### Raw data ###
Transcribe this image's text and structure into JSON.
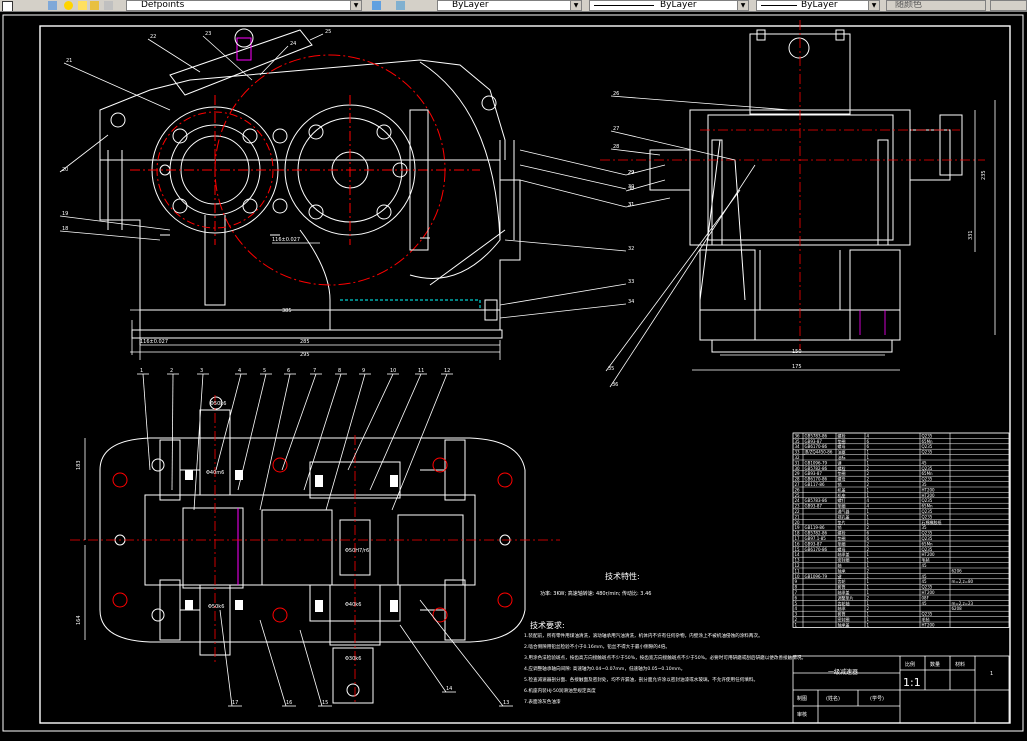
{
  "toolbar": {
    "layer_name": "Defpoints",
    "color": "ByLayer",
    "linetype": "ByLayer",
    "lineweight": "ByLayer",
    "plotstyle": "随颜色"
  },
  "front_view": {
    "callouts_left": [
      "21",
      "22",
      "23",
      "24",
      "20",
      "19",
      "18"
    ],
    "callouts_right": [
      "25",
      "29",
      "30",
      "31",
      "32",
      "33",
      "34"
    ],
    "dims": [
      "285",
      "295",
      "17.5",
      "385",
      "116±0.027"
    ]
  },
  "side_view": {
    "callouts": [
      "26",
      "27",
      "28",
      "29",
      "30",
      "31",
      "35",
      "36"
    ],
    "dims": [
      "235",
      "331",
      "150",
      "175"
    ]
  },
  "top_view": {
    "callouts_top": [
      "1",
      "2",
      "3",
      "4",
      "5",
      "6",
      "7",
      "8",
      "9",
      "10",
      "11",
      "12"
    ],
    "callouts_bottom": [
      "17",
      "16",
      "15",
      "14",
      "13"
    ],
    "dims": [
      "183",
      "164",
      "Φ50k6",
      "Φ40m6",
      "Φ50k6",
      "Φ50H7/r6",
      "Φ40k6",
      "Φ30k6"
    ]
  },
  "specs": {
    "title": "技术特性:",
    "line": "功率: 3KW; 高速轴转速: 480r/min; 传动比: 3.46"
  },
  "requirements": {
    "title": "技术要求:",
    "items": [
      "1.装配前，所有零件用煤油清洗，滚动轴承用汽油清洗，机体内不许有任何杂物，内壁涂上不被机油侵蚀的涂料两次。",
      "2.啮合侧隙用铅丝检验不小于0.16mm，铅丝不得大于最小侧隙的4倍。",
      "3.用涂色法检验斑点，按齿高方向接触斑点不少于50%，按齿宽方向接触斑点不少于50%。必要时可用研磨或刮后研磨以便改善接触情况。",
      "4.应调整轴承轴向间隙: 高速轴为0.04~0.07mm，低速轴为0.05~0.10mm。",
      "5.检查减速器剖分面、各接触面及密封处，均不许漏油，剖分面允许涂以密封油漆或水玻璃，不允许使用任何填料。",
      "6.机座内装HJ-50润滑油至规定高度",
      "7.表面涂灰色油漆"
    ]
  },
  "title_block": {
    "name": "一级减速器",
    "scale_label": "比例",
    "qty_label": "数量",
    "material_label": "材料",
    "scale": "1:1",
    "sheet": "1",
    "drawn_label": "制图",
    "drawn_name": "(姓名)",
    "drawn_no": "(学号)",
    "checked_label": "审核"
  },
  "parts_list": {
    "numbers": [
      "36",
      "35",
      "34",
      "33",
      "32",
      "31",
      "30",
      "29",
      "28",
      "27",
      "26",
      "25",
      "24",
      "23",
      "22",
      "21",
      "20",
      "19",
      "18",
      "17",
      "16",
      "15",
      "14",
      "13",
      "12",
      "11",
      "10",
      "9",
      "8",
      "7",
      "6",
      "5",
      "4",
      "3",
      "2",
      "1"
    ],
    "codes": [
      "GB5783-86",
      "GB93-87",
      "GB6170-86",
      "JB/ZQ4450-86",
      "",
      "GB1096-79",
      "GB5782-86",
      "GB93-87",
      "GB6170-86",
      "GB117-86",
      "",
      "",
      "GB5783-86",
      "GB93-87",
      "",
      "",
      "",
      "GB119-86",
      "GB5782-86",
      "GB97.1-85",
      "GB93-87",
      "GB6170-86",
      "",
      "",
      "",
      "",
      "GB1096-79",
      "",
      "",
      "",
      "",
      "",
      "",
      "",
      "",
      ""
    ],
    "names": [
      "螺栓",
      "垫圈",
      "螺母",
      "油塞",
      "油标",
      "键",
      "螺栓",
      "垫圈",
      "螺母",
      "销",
      "机盖",
      "机座",
      "螺钉",
      "垫圈",
      "通气器",
      "视孔盖",
      "垫片",
      "销",
      "螺栓",
      "垫圈",
      "垫圈",
      "螺母",
      "轴承盖",
      "密封圈",
      "轴",
      "轴承",
      "键",
      "齿轮",
      "套筒",
      "轴承盖",
      "调整垫片",
      "齿轮轴",
      "轴承",
      "套筒",
      "密封圈",
      "轴承盖"
    ],
    "qtys": [
      "4",
      "6",
      "6",
      "1",
      "1",
      "1",
      "2",
      "2",
      "2",
      "2",
      "1",
      "1",
      "4",
      "4",
      "1",
      "1",
      "1",
      "2",
      "6",
      "6",
      "2",
      "2",
      "1",
      "1",
      "1",
      "2",
      "1",
      "1",
      "1",
      "1",
      "2",
      "1",
      "2",
      "1",
      "1",
      "1"
    ],
    "materials": [
      "Q235",
      "65Mn",
      "Q235",
      "Q235",
      "",
      "45",
      "Q235",
      "65Mn",
      "Q235",
      "35",
      "HT200",
      "HT200",
      "Q235",
      "65Mn",
      "Q235",
      "Q235",
      "石棉橡胶纸",
      "35",
      "Q235",
      "Q235",
      "65Mn",
      "Q235",
      "HT200",
      "毛毡",
      "45",
      "",
      "45",
      "45",
      "Q235",
      "HT200",
      "08F",
      "45",
      "",
      "Q235",
      "毛毡",
      "HT200"
    ],
    "notes": [
      "",
      "",
      "",
      "",
      "",
      "",
      "",
      "",
      "",
      "",
      "",
      "",
      "",
      "",
      "",
      "",
      "",
      "",
      "",
      "",
      "",
      "",
      "",
      "",
      "",
      "6206",
      "",
      "m=2,z=80",
      "",
      "",
      "",
      "m=2,z=23",
      "6208",
      "",
      "",
      ""
    ]
  }
}
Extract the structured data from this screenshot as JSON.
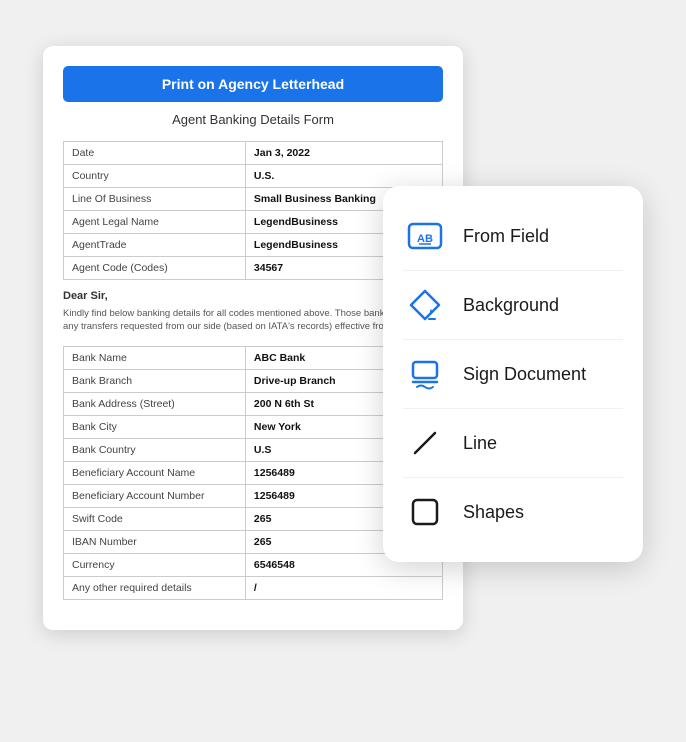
{
  "document": {
    "print_button": "Print on Agency Letterhead",
    "title": "Agent Banking Details Form",
    "fields": [
      {
        "label": "Date",
        "value": "Jan 3, 2022"
      },
      {
        "label": "Country",
        "value": "U.S."
      },
      {
        "label": "Line Of Business",
        "value": "Small Business Banking"
      },
      {
        "label": "Agent Legal Name",
        "value": "LegendBusiness"
      },
      {
        "label": "AgentTrade",
        "value": "LegendBusiness"
      },
      {
        "label": "Agent Code (Codes)",
        "value": "34567"
      }
    ],
    "salutation": "Dear Sir,",
    "body_text": "Kindly find below banking details for all codes mentioned above. Those banking det... for any transfers requested from our side (based on IATA's records) effective from d...",
    "bank_fields": [
      {
        "label": "Bank Name",
        "value": "ABC Bank"
      },
      {
        "label": "Bank Branch",
        "value": "Drive-up Branch"
      },
      {
        "label": "Bank Address (Street)",
        "value": "200 N 6th St"
      },
      {
        "label": "Bank City",
        "value": "New York"
      },
      {
        "label": "Bank Country",
        "value": "U.S"
      },
      {
        "label": "Beneficiary Account Name",
        "value": "1256489"
      },
      {
        "label": "Beneficiary Account Number",
        "value": "1256489"
      },
      {
        "label": "Swift Code",
        "value": "265"
      },
      {
        "label": "IBAN Number",
        "value": "265"
      },
      {
        "label": "Currency",
        "value": "6546548"
      },
      {
        "label": "Any other required details",
        "value": "/"
      }
    ]
  },
  "menu": {
    "items": [
      {
        "id": "from-field",
        "label": "From Field",
        "icon": "from-field-icon"
      },
      {
        "id": "background",
        "label": "Background",
        "icon": "background-icon"
      },
      {
        "id": "sign-document",
        "label": "Sign Document",
        "icon": "sign-document-icon"
      },
      {
        "id": "line",
        "label": "Line",
        "icon": "line-icon"
      },
      {
        "id": "shapes",
        "label": "Shapes",
        "icon": "shapes-icon"
      }
    ]
  }
}
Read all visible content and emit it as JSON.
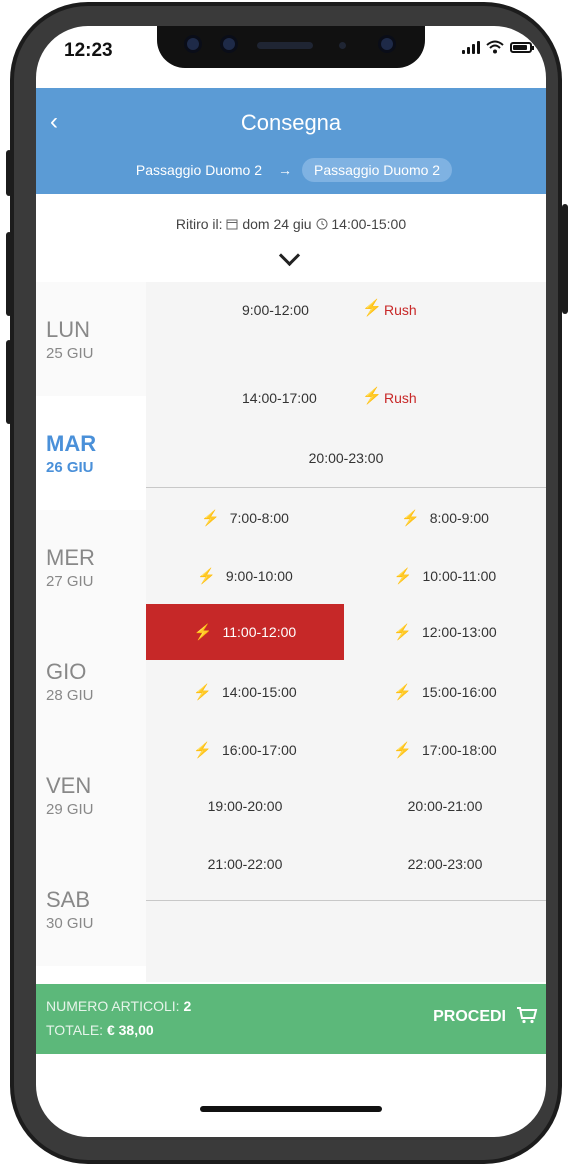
{
  "status": {
    "time": "12:23"
  },
  "header": {
    "back_icon": "‹",
    "title": "Consegna",
    "from": "Passaggio Duomo 2",
    "arrow": "→",
    "to": "Passaggio Duomo 2"
  },
  "pickup": {
    "label": "Ritiro il:",
    "date": "dom 24 giu",
    "time": "14:00-15:00"
  },
  "days": [
    {
      "name": "LUN",
      "date": "25 GIU",
      "selected": false
    },
    {
      "name": "MAR",
      "date": "26 GIU",
      "selected": true
    },
    {
      "name": "MER",
      "date": "27 GIU",
      "selected": false
    },
    {
      "name": "GIO",
      "date": "28 GIU",
      "selected": false
    },
    {
      "name": "VEN",
      "date": "29 GIU",
      "selected": false
    },
    {
      "name": "SAB",
      "date": "30 GIU",
      "selected": false
    }
  ],
  "slots": {
    "rush_label": "Rush",
    "top": [
      {
        "time": "9:00-12:00",
        "rush": true
      },
      {
        "time": "14:00-17:00",
        "rush": true
      },
      {
        "time": "20:00-23:00",
        "rush": false
      }
    ],
    "grid": [
      {
        "time": "7:00-8:00",
        "bolt": true,
        "selected": false
      },
      {
        "time": "8:00-9:00",
        "bolt": true,
        "selected": false
      },
      {
        "time": "9:00-10:00",
        "bolt": true,
        "selected": false
      },
      {
        "time": "10:00-11:00",
        "bolt": true,
        "selected": false
      },
      {
        "time": "11:00-12:00",
        "bolt": true,
        "selected": true
      },
      {
        "time": "12:00-13:00",
        "bolt": true,
        "selected": false
      },
      {
        "time": "14:00-15:00",
        "bolt": true,
        "selected": false
      },
      {
        "time": "15:00-16:00",
        "bolt": true,
        "selected": false
      },
      {
        "time": "16:00-17:00",
        "bolt": true,
        "selected": false
      },
      {
        "time": "17:00-18:00",
        "bolt": true,
        "selected": false
      },
      {
        "time": "19:00-20:00",
        "bolt": false,
        "selected": false
      },
      {
        "time": "20:00-21:00",
        "bolt": false,
        "selected": false
      },
      {
        "time": "21:00-22:00",
        "bolt": false,
        "selected": false
      },
      {
        "time": "22:00-23:00",
        "bolt": false,
        "selected": false
      }
    ]
  },
  "footer": {
    "items_label": "NUMERO ARTICOLI:",
    "items_count": "2",
    "total_label": "TOTALE:",
    "total_value": "€ 38,00",
    "proceed_label": "PROCEDI"
  },
  "colors": {
    "header": "#5b9bd5",
    "selected_day": "#4a90d9",
    "rush": "#c82828",
    "selected_slot": "#c62828",
    "footer": "#5cb87a"
  },
  "icons": {
    "back": "chevron-left-icon",
    "arrow": "arrow-right-icon",
    "calendar": "calendar-icon",
    "clock": "clock-icon",
    "expand": "chevron-down-icon",
    "bolt": "lightning-bolt-icon",
    "cart": "cart-icon"
  }
}
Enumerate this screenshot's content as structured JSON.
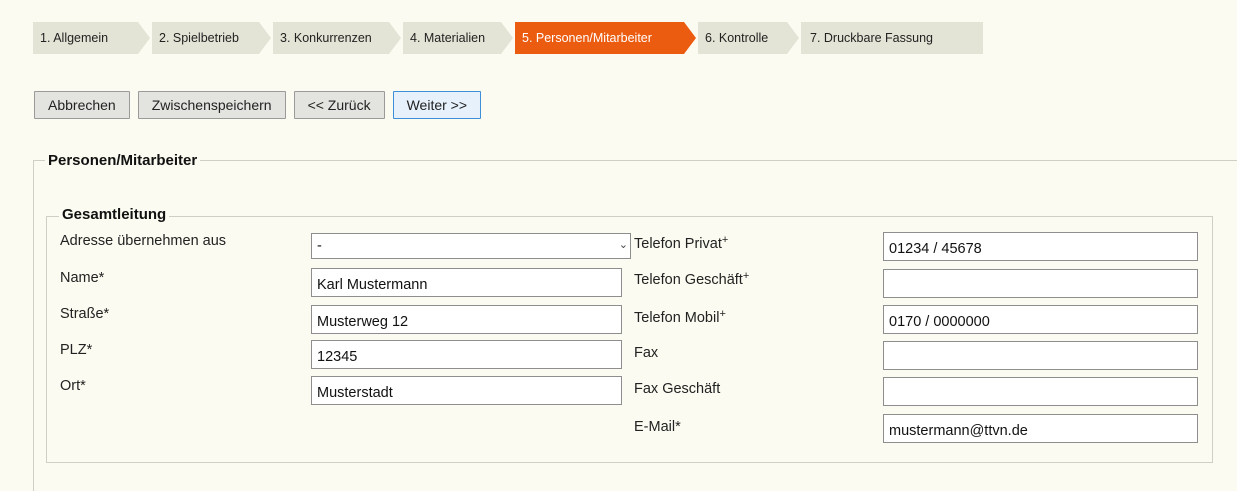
{
  "steps": [
    {
      "label": "1. Allgemein",
      "active": false
    },
    {
      "label": "2. Spielbetrieb",
      "active": false
    },
    {
      "label": "3. Konkurrenzen",
      "active": false
    },
    {
      "label": "4. Materialien",
      "active": false
    },
    {
      "label": "5. Personen/Mitarbeiter",
      "active": true
    },
    {
      "label": "6. Kontrolle",
      "active": false
    },
    {
      "label": "7. Druckbare Fassung",
      "active": false
    }
  ],
  "toolbar": {
    "cancel": "Abbrechen",
    "save_draft": "Zwischenspeichern",
    "back": "<< Zurück",
    "next": "Weiter >>"
  },
  "section": {
    "title": "Personen/Mitarbeiter",
    "group_title": "Gesamtleitung"
  },
  "left_fields": {
    "address_from": {
      "label": "Adresse übernehmen aus",
      "value": "-"
    },
    "name": {
      "label": "Name*",
      "value": "Karl Mustermann"
    },
    "street": {
      "label": "Straße*",
      "value": "Musterweg 12"
    },
    "zip": {
      "label": "PLZ*",
      "value": "12345"
    },
    "city": {
      "label": "Ort*",
      "value": "Musterstadt"
    }
  },
  "right_fields": {
    "phone_private": {
      "label": "Telefon Privat",
      "sup": "+",
      "value": "01234 / 45678"
    },
    "phone_business": {
      "label": "Telefon Geschäft",
      "sup": "+",
      "value": ""
    },
    "phone_mobile": {
      "label": "Telefon Mobil",
      "sup": "+",
      "value": "0170 / 0000000"
    },
    "fax": {
      "label": "Fax",
      "value": ""
    },
    "fax_business": {
      "label": "Fax Geschäft",
      "value": ""
    },
    "email": {
      "label": "E-Mail*",
      "value": "mustermann@ttvn.de"
    }
  },
  "colors": {
    "active_step": "#ec5c10",
    "step_bg": "#e4e4d6",
    "page_bg": "#fbfbf1",
    "primary_button_border": "#3c8fd8"
  }
}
###
Written problem = Determine how many lines in the listing above hold the string "Passaggio", then write only the number.

Problem solution = 2